§ Data records
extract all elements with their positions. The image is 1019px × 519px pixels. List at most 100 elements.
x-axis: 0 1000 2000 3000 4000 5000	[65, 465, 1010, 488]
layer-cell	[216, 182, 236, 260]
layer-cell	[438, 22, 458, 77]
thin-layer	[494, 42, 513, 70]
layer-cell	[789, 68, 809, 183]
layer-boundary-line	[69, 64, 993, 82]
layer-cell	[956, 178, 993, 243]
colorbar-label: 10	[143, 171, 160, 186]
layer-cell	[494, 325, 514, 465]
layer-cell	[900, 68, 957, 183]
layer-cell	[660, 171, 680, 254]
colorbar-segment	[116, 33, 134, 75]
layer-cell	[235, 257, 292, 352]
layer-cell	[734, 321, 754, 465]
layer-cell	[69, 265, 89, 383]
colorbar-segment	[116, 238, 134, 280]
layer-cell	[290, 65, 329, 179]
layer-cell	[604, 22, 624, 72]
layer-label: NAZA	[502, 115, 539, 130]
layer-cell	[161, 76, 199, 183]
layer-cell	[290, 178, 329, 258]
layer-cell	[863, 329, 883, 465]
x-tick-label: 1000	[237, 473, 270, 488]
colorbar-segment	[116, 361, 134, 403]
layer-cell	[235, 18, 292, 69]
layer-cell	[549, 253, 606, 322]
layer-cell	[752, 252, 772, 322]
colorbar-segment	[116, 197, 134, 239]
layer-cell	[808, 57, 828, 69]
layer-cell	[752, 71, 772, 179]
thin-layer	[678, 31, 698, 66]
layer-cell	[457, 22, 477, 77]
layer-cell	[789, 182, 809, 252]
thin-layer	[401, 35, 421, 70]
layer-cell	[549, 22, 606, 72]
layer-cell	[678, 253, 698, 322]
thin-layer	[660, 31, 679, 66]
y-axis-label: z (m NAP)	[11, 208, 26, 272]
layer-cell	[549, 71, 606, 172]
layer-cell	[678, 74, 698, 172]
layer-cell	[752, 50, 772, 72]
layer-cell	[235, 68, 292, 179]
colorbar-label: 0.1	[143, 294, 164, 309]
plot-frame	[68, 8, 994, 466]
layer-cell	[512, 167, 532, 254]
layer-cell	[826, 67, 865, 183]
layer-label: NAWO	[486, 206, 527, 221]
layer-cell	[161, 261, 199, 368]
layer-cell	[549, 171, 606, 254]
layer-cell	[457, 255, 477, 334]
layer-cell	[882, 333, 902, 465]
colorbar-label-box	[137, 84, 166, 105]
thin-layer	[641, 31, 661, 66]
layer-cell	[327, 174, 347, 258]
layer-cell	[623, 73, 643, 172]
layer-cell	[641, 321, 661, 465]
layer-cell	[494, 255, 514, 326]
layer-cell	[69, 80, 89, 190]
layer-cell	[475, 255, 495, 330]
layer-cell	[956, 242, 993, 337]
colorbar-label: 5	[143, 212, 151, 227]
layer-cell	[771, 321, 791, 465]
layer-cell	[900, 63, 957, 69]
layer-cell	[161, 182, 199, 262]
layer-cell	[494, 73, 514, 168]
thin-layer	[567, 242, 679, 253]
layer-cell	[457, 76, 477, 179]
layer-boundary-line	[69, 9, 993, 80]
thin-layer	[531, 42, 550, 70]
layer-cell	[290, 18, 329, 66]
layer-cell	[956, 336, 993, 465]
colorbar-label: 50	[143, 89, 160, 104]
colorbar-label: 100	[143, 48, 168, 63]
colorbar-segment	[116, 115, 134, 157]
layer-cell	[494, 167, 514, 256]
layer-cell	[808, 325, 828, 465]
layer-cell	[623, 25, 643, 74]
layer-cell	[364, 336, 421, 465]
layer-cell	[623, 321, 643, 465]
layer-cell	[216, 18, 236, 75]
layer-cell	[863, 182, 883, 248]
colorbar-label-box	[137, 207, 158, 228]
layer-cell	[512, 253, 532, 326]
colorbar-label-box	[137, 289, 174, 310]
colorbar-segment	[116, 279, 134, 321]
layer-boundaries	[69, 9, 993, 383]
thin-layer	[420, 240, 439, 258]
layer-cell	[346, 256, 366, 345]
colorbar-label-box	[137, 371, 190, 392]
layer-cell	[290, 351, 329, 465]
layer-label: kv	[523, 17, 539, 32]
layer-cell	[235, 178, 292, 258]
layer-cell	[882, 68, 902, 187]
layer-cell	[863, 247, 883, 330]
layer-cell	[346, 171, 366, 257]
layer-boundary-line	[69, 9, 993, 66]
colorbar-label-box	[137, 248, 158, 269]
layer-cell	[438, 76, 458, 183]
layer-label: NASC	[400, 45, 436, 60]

§ Exercise objective
Give every line of the records above as a JSON list of strings, one string per line, leaving out blank lines.

§ Complete answer
[
  "extract all elements with their positions. The image is 1019px × 519px pixels. List at most 100 elements.",
  "x-axis: 0 1000 2000 3000 4000 5000\t[65, 465, 1010, 488]",
  "layer-cell\t[216, 182, 236, 260]",
  "layer-cell\t[438, 22, 458, 77]",
  "thin-layer\t[494, 42, 513, 70]",
  "layer-cell\t[789, 68, 809, 183]",
  "layer-boundary-line\t[69, 64, 993, 82]",
  "layer-cell\t[956, 178, 993, 243]",
  "colorbar-label: 10\t[143, 171, 160, 186]",
  "layer-cell\t[494, 325, 514, 465]",
  "layer-cell\t[900, 68, 957, 183]",
  "layer-cell\t[660, 171, 680, 254]",
  "colorbar-segment\t[116, 33, 134, 75]",
  "layer-cell\t[235, 257, 292, 352]",
  "layer-cell\t[734, 321, 754, 465]",
  "layer-cell\t[69, 265, 89, 383]",
  "colorbar-segment\t[116, 238, 134, 280]",
  "layer-cell\t[290, 65, 329, 179]",
  "layer-cell\t[604, 22, 624, 72]",
  "layer-label: NAZA\t[502, 115, 539, 130]",
  "layer-cell\t[161, 76, 199, 183]",
  "layer-cell\t[290, 178, 329, 258]",
  "layer-cell\t[863, 329, 883, 465]",
  "x-tick-label: 1000\t[237, 473, 270, 488]",
  "colorbar-segment\t[116, 361, 134, 403]",
  "layer-cell\t[235, 18, 292, 69]",
  "layer-cell\t[549, 253, 606, 322]",
  "layer-cell\t[752, 252, 772, 322]",
  "colorbar-segment\t[116, 197, 134, 239]",
  "layer-cell\t[808, 57, 828, 69]",
  "layer-cell\t[752, 71, 772, 179]",
  "thin-layer\t[678, 31, 698, 66]",
  "layer-cell\t[457, 22, 477, 77]",
  "layer-cell\t[789, 182, 809, 252]",
  "thin-layer\t[401, 35, 421, 70]",
  "layer-cell\t[549, 22, 606, 72]",
  "layer-cell\t[678, 253, 698, 322]",
  "thin-layer\t[660, 31, 679, 66]",
  "y-axis-label: z (m NAP)\t[11, 208, 26, 272]",
  "layer-cell\t[549, 71, 606, 172]",
  "layer-cell\t[678, 74, 698, 172]",
  "layer-cell\t[752, 50, 772, 72]",
  "layer-cell\t[235, 68, 292, 179]",
  "colorbar-label: 0.1\t[143, 294, 164, 309]",
  "plot-frame\t[68, 8, 994, 466]",
  "layer-cell\t[512, 167, 532, 254]",
  "layer-cell\t[826, 67, 865, 183]",
  "layer-label: NAWO\t[486, 206, 527, 221]",
  "layer-cell\t[161, 261, 199, 368]",
  "layer-cell\t[549, 171, 606, 254]",
  "layer-cell\t[457, 255, 477, 334]",
  "layer-cell\t[882, 333, 902, 465]",
  "colorbar-label-box\t[137, 84, 166, 105]",
  "thin-layer\t[641, 31, 661, 66]",
  "layer-cell\t[327, 174, 347, 258]",
  "layer-cell\t[623, 73, 643, 172]",
  "layer-cell\t[641, 321, 661, 465]",
  "layer-cell\t[494, 255, 514, 326]",
  "layer-cell\t[69, 80, 89, 190]",
  "layer-cell\t[475, 255, 495, 330]",
  "layer-cell\t[956, 242, 993, 337]",
  "colorbar-label: 5\t[143, 212, 151, 227]",
  "layer-cell\t[771, 321, 791, 465]",
  "layer-cell\t[900, 63, 957, 69]",
  "layer-cell\t[161, 182, 199, 262]",
  "layer-cell\t[494, 73, 514, 168]",
  "thin-layer\t[567, 242, 679, 253]",
  "layer-cell\t[457, 76, 477, 179]",
  "layer-boundary-line\t[69, 9, 993, 80]",
  "thin-layer\t[531, 42, 550, 70]",
  "layer-cell\t[290, 18, 329, 66]",
  "layer-cell\t[956, 336, 993, 465]",
  "colorbar-label: 50\t[143, 89, 160, 104]",
  "colorbar-label: 100\t[143, 48, 168, 63]",
  "colorbar-segment\t[116, 115, 134, 157]",
  "layer-cell\t[494, 167, 514, 256]",
  "layer-cell\t[808, 325, 828, 465]",
  "layer-cell\t[623, 25, 643, 74]",
  "layer-cell\t[364, 336, 421, 465]",
  "layer-cell\t[623, 321, 643, 465]",
  "layer-cell\t[216, 18, 236, 75]",
  "layer-cell\t[863, 182, 883, 248]",
  "colorbar-label-box\t[137, 207, 158, 228]",
  "layer-cell\t[512, 253, 532, 326]",
  "colorbar-label-box\t[137, 289, 174, 310]",
  "colorbar-segment\t[116, 279, 134, 321]",
  "layer-boundaries\t[69, 9, 993, 383]",
  "thin-layer\t[420, 240, 439, 258]",
  "layer-cell\t[346, 256, 366, 345]",
  "colorbar-label-box\t[137, 371, 190, 392]",
  "layer-cell\t[290, 351, 329, 465]",
  "layer-label: kv\t[523, 17, 539, 32]",
  "layer-cell\t[235, 178, 292, 258]",
  "layer-cell\t[882, 68, 902, 187]",
  "layer-cell\t[863, 247, 883, 330]",
  "layer-cell\t[346, 171, 366, 257]",
  "layer-boundary-line\t[69, 9, 993, 66]",
  "colorbar-label-box\t[137, 248, 158, 269]",
  "layer-cell\t[438, 76, 458, 183]",
  "layer-label: NASC\t[400, 45, 436, 60]"
]